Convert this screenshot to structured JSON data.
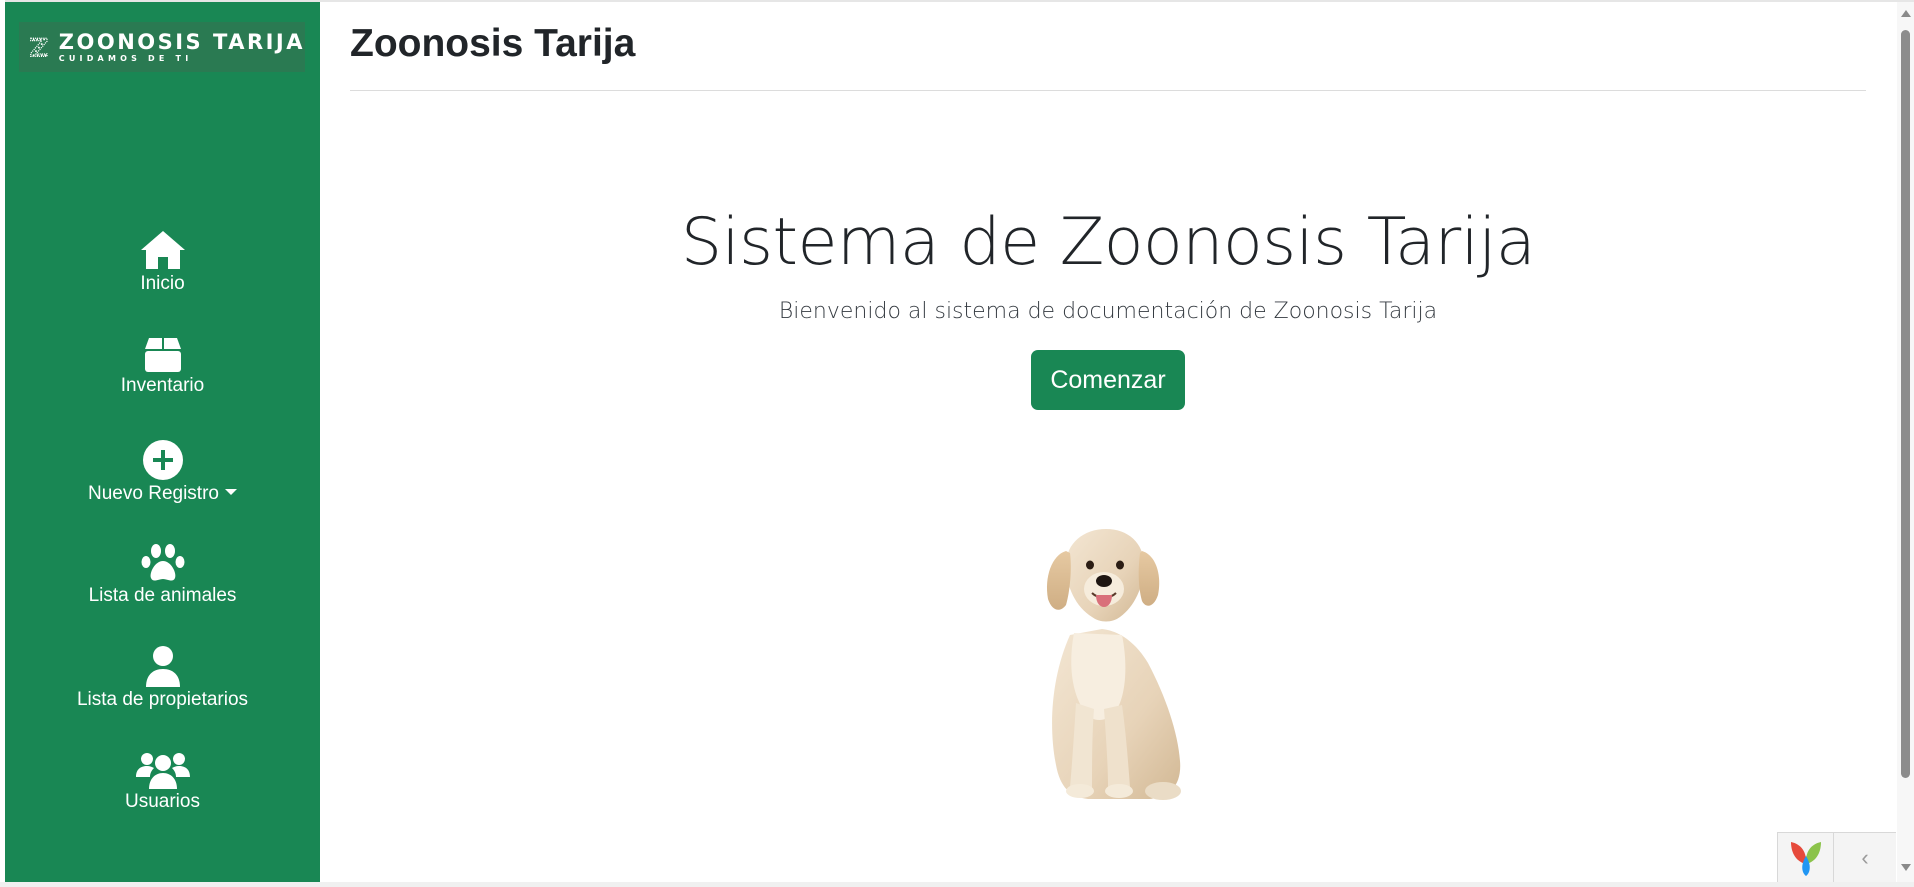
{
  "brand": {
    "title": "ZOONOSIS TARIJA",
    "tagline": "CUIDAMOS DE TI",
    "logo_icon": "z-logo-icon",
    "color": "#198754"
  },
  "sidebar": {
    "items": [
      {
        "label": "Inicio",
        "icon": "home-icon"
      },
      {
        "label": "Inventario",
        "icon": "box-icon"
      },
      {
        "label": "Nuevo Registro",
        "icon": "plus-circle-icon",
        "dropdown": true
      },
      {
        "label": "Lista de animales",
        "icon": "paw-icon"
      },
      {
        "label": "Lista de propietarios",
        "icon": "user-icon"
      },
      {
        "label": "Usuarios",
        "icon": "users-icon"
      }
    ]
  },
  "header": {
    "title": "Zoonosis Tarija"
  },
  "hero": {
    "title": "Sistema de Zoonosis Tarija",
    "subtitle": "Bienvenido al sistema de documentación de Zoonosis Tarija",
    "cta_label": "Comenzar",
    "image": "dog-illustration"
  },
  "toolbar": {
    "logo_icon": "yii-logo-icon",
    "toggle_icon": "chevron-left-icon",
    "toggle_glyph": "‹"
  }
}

————

_Task prompt_.
Omit every picture, then reproduce the rest of the listing exactly.

_Solved exercise_.
Convert this screenshot to structured JSON data.
{
  "brand": {
    "title": "ZOONOSIS TARIJA",
    "tagline": "CUIDAMOS DE TI",
    "logo_icon": "z-logo-icon",
    "color": "#198754"
  },
  "sidebar": {
    "items": [
      {
        "label": "Inicio",
        "icon": "home-icon"
      },
      {
        "label": "Inventario",
        "icon": "box-icon"
      },
      {
        "label": "Nuevo Registro",
        "icon": "plus-circle-icon",
        "dropdown": true
      },
      {
        "label": "Lista de animales",
        "icon": "paw-icon"
      },
      {
        "label": "Lista de propietarios",
        "icon": "user-icon"
      },
      {
        "label": "Usuarios",
        "icon": "users-icon"
      }
    ]
  },
  "header": {
    "title": "Zoonosis Tarija"
  },
  "hero": {
    "title": "Sistema de Zoonosis Tarija",
    "subtitle": "Bienvenido al sistema de documentación de Zoonosis Tarija",
    "cta_label": "Comenzar",
    "image": "dog-illustration"
  },
  "toolbar": {
    "logo_icon": "yii-logo-icon",
    "toggle_icon": "chevron-left-icon",
    "toggle_glyph": "‹"
  }
}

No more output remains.